┌─ DATASET RECORDS

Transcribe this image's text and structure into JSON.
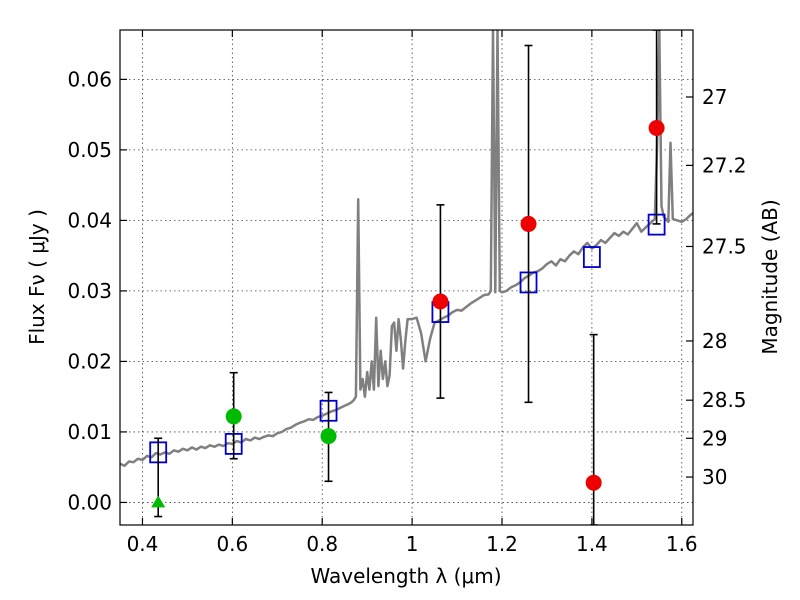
{
  "chart_data": {
    "type": "scatter",
    "title": "",
    "xlabel": "Wavelength  λ (μm)",
    "ylabel": "Flux  Fν  ( μJy )",
    "y2label": "Magnitude (AB)",
    "xlim": [
      0.35,
      1.625
    ],
    "ylim": [
      -0.0032,
      0.067
    ],
    "xticks": [
      0.4,
      0.6,
      0.8,
      1.0,
      1.2,
      1.4,
      1.6
    ],
    "xtick_labels": [
      "0.4",
      "0.6",
      "0.8",
      "1",
      "1.2",
      "1.4",
      "1.6"
    ],
    "yticks": [
      0.0,
      0.01,
      0.02,
      0.03,
      0.04,
      0.05,
      0.06
    ],
    "ytick_labels": [
      "0.00",
      "0.01",
      "0.02",
      "0.03",
      "0.04",
      "0.05",
      "0.06"
    ],
    "y2ticks": [
      {
        "label": "27",
        "flux": 0.0575
      },
      {
        "label": "27.2",
        "flux": 0.0478
      },
      {
        "label": "27.5",
        "flux": 0.0363
      },
      {
        "label": "28",
        "flux": 0.0229
      },
      {
        "label": "28.5",
        "flux": 0.0145
      },
      {
        "label": "29",
        "flux": 0.0091
      },
      {
        "label": "30",
        "flux": 0.0036
      }
    ],
    "grid": true,
    "series": [
      {
        "kind": "line",
        "color": "#808080",
        "points": [
          [
            0.35,
            0.0055
          ],
          [
            0.36,
            0.0052
          ],
          [
            0.37,
            0.0058
          ],
          [
            0.38,
            0.0057
          ],
          [
            0.39,
            0.0062
          ],
          [
            0.4,
            0.006
          ],
          [
            0.41,
            0.0066
          ],
          [
            0.42,
            0.0064
          ],
          [
            0.43,
            0.007
          ],
          [
            0.44,
            0.0068
          ],
          [
            0.45,
            0.0071
          ],
          [
            0.46,
            0.0069
          ],
          [
            0.47,
            0.0074
          ],
          [
            0.48,
            0.0072
          ],
          [
            0.49,
            0.0076
          ],
          [
            0.5,
            0.0074
          ],
          [
            0.51,
            0.0078
          ],
          [
            0.52,
            0.0075
          ],
          [
            0.53,
            0.0079
          ],
          [
            0.54,
            0.0077
          ],
          [
            0.55,
            0.0081
          ],
          [
            0.56,
            0.0079
          ],
          [
            0.57,
            0.0082
          ],
          [
            0.58,
            0.008
          ],
          [
            0.59,
            0.0084
          ],
          [
            0.6,
            0.0083
          ],
          [
            0.61,
            0.0087
          ],
          [
            0.62,
            0.0085
          ],
          [
            0.63,
            0.009
          ],
          [
            0.64,
            0.0088
          ],
          [
            0.65,
            0.0092
          ],
          [
            0.66,
            0.009
          ],
          [
            0.67,
            0.0093
          ],
          [
            0.68,
            0.0095
          ],
          [
            0.69,
            0.0094
          ],
          [
            0.7,
            0.0098
          ],
          [
            0.71,
            0.01
          ],
          [
            0.72,
            0.0104
          ],
          [
            0.73,
            0.0106
          ],
          [
            0.74,
            0.011
          ],
          [
            0.75,
            0.0113
          ],
          [
            0.76,
            0.0115
          ],
          [
            0.77,
            0.0118
          ],
          [
            0.78,
            0.0117
          ],
          [
            0.79,
            0.0121
          ],
          [
            0.8,
            0.0123
          ],
          [
            0.81,
            0.0126
          ],
          [
            0.82,
            0.0129
          ],
          [
            0.83,
            0.0131
          ],
          [
            0.84,
            0.0134
          ],
          [
            0.85,
            0.0137
          ],
          [
            0.86,
            0.014
          ],
          [
            0.865,
            0.0142
          ],
          [
            0.87,
            0.0145
          ],
          [
            0.875,
            0.015
          ],
          [
            0.88,
            0.043
          ],
          [
            0.885,
            0.016
          ],
          [
            0.89,
            0.0175
          ],
          [
            0.895,
            0.015
          ],
          [
            0.9,
            0.0185
          ],
          [
            0.905,
            0.016
          ],
          [
            0.91,
            0.02
          ],
          [
            0.915,
            0.016
          ],
          [
            0.92,
            0.0262
          ],
          [
            0.925,
            0.0165
          ],
          [
            0.93,
            0.0215
          ],
          [
            0.935,
            0.0175
          ],
          [
            0.94,
            0.02
          ],
          [
            0.945,
            0.0165
          ],
          [
            0.95,
            0.018
          ],
          [
            0.955,
            0.025
          ],
          [
            0.96,
            0.0255
          ],
          [
            0.965,
            0.0215
          ],
          [
            0.97,
            0.026
          ],
          [
            0.975,
            0.023
          ],
          [
            0.98,
            0.019
          ],
          [
            0.985,
            0.023
          ],
          [
            0.99,
            0.026
          ],
          [
            1.0,
            0.026
          ],
          [
            1.01,
            0.0262
          ],
          [
            1.02,
            0.024
          ],
          [
            1.03,
            0.02
          ],
          [
            1.04,
            0.0232
          ],
          [
            1.05,
            0.0255
          ],
          [
            1.06,
            0.0258
          ],
          [
            1.07,
            0.0262
          ],
          [
            1.08,
            0.0265
          ],
          [
            1.09,
            0.027
          ],
          [
            1.1,
            0.0273
          ],
          [
            1.11,
            0.0272
          ],
          [
            1.12,
            0.0277
          ],
          [
            1.13,
            0.0282
          ],
          [
            1.14,
            0.0286
          ],
          [
            1.15,
            0.029
          ],
          [
            1.16,
            0.0294
          ],
          [
            1.17,
            0.0295
          ],
          [
            1.175,
            0.03
          ],
          [
            1.18,
            0.067
          ],
          [
            1.185,
            0.0298
          ],
          [
            1.19,
            0.067
          ],
          [
            1.195,
            0.03
          ],
          [
            1.2,
            0.0298
          ],
          [
            1.21,
            0.03
          ],
          [
            1.22,
            0.0305
          ],
          [
            1.23,
            0.0308
          ],
          [
            1.24,
            0.0312
          ],
          [
            1.25,
            0.0318
          ],
          [
            1.26,
            0.0322
          ],
          [
            1.27,
            0.0326
          ],
          [
            1.28,
            0.0328
          ],
          [
            1.29,
            0.0332
          ],
          [
            1.3,
            0.0338
          ],
          [
            1.31,
            0.0342
          ],
          [
            1.32,
            0.0336
          ],
          [
            1.33,
            0.0345
          ],
          [
            1.34,
            0.0342
          ],
          [
            1.35,
            0.035
          ],
          [
            1.36,
            0.0356
          ],
          [
            1.37,
            0.0352
          ],
          [
            1.38,
            0.0362
          ],
          [
            1.39,
            0.0368
          ],
          [
            1.4,
            0.036
          ],
          [
            1.41,
            0.0365
          ],
          [
            1.42,
            0.0372
          ],
          [
            1.43,
            0.0368
          ],
          [
            1.44,
            0.0375
          ],
          [
            1.45,
            0.0382
          ],
          [
            1.46,
            0.0378
          ],
          [
            1.47,
            0.0384
          ],
          [
            1.48,
            0.038
          ],
          [
            1.49,
            0.0388
          ],
          [
            1.5,
            0.0396
          ],
          [
            1.51,
            0.0384
          ],
          [
            1.52,
            0.039
          ],
          [
            1.53,
            0.0396
          ],
          [
            1.54,
            0.0402
          ],
          [
            1.545,
            0.05
          ],
          [
            1.55,
            0.067
          ],
          [
            1.555,
            0.042
          ],
          [
            1.56,
            0.0405
          ],
          [
            1.57,
            0.0398
          ],
          [
            1.575,
            0.051
          ],
          [
            1.58,
            0.0402
          ],
          [
            1.59,
            0.04
          ],
          [
            1.6,
            0.0398
          ],
          [
            1.61,
            0.0402
          ],
          [
            1.62,
            0.0408
          ],
          [
            1.625,
            0.041
          ]
        ]
      },
      {
        "kind": "open-square",
        "color": "#0000cc",
        "points": [
          [
            0.435,
            0.0071
          ],
          [
            0.603,
            0.0083
          ],
          [
            0.814,
            0.013
          ],
          [
            1.063,
            0.027
          ],
          [
            1.259,
            0.0312
          ],
          [
            1.4,
            0.0348
          ],
          [
            1.544,
            0.0394
          ]
        ]
      },
      {
        "kind": "errorbar",
        "color": "#000000",
        "points": [
          {
            "x": 0.435,
            "ylow": -0.002,
            "yhigh": 0.0091
          },
          {
            "x": 0.603,
            "ylow": 0.0062,
            "yhigh": 0.0184
          },
          {
            "x": 0.814,
            "ylow": 0.003,
            "yhigh": 0.0156
          },
          {
            "x": 1.063,
            "ylow": 0.0148,
            "yhigh": 0.0422
          },
          {
            "x": 1.259,
            "ylow": 0.0142,
            "yhigh": 0.0648
          },
          {
            "x": 1.404,
            "ylow": -0.0032,
            "yhigh": 0.0238
          },
          {
            "x": 1.544,
            "ylow": 0.0395,
            "yhigh": 0.067
          }
        ]
      },
      {
        "kind": "circle",
        "color": "#00bb00",
        "points": [
          [
            0.603,
            0.0122
          ],
          [
            0.814,
            0.0094
          ]
        ]
      },
      {
        "kind": "triangle",
        "color": "#00bb00",
        "points": [
          [
            0.435,
            0.0
          ]
        ]
      },
      {
        "kind": "circle",
        "color": "#ee0000",
        "points": [
          [
            1.063,
            0.0285
          ],
          [
            1.259,
            0.0395
          ],
          [
            1.404,
            0.0028
          ],
          [
            1.544,
            0.0531
          ]
        ]
      }
    ]
  }
}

└─

GOAL —
Tally the lines holding the string "ylow" and give only the count.

THE ANSWER —
7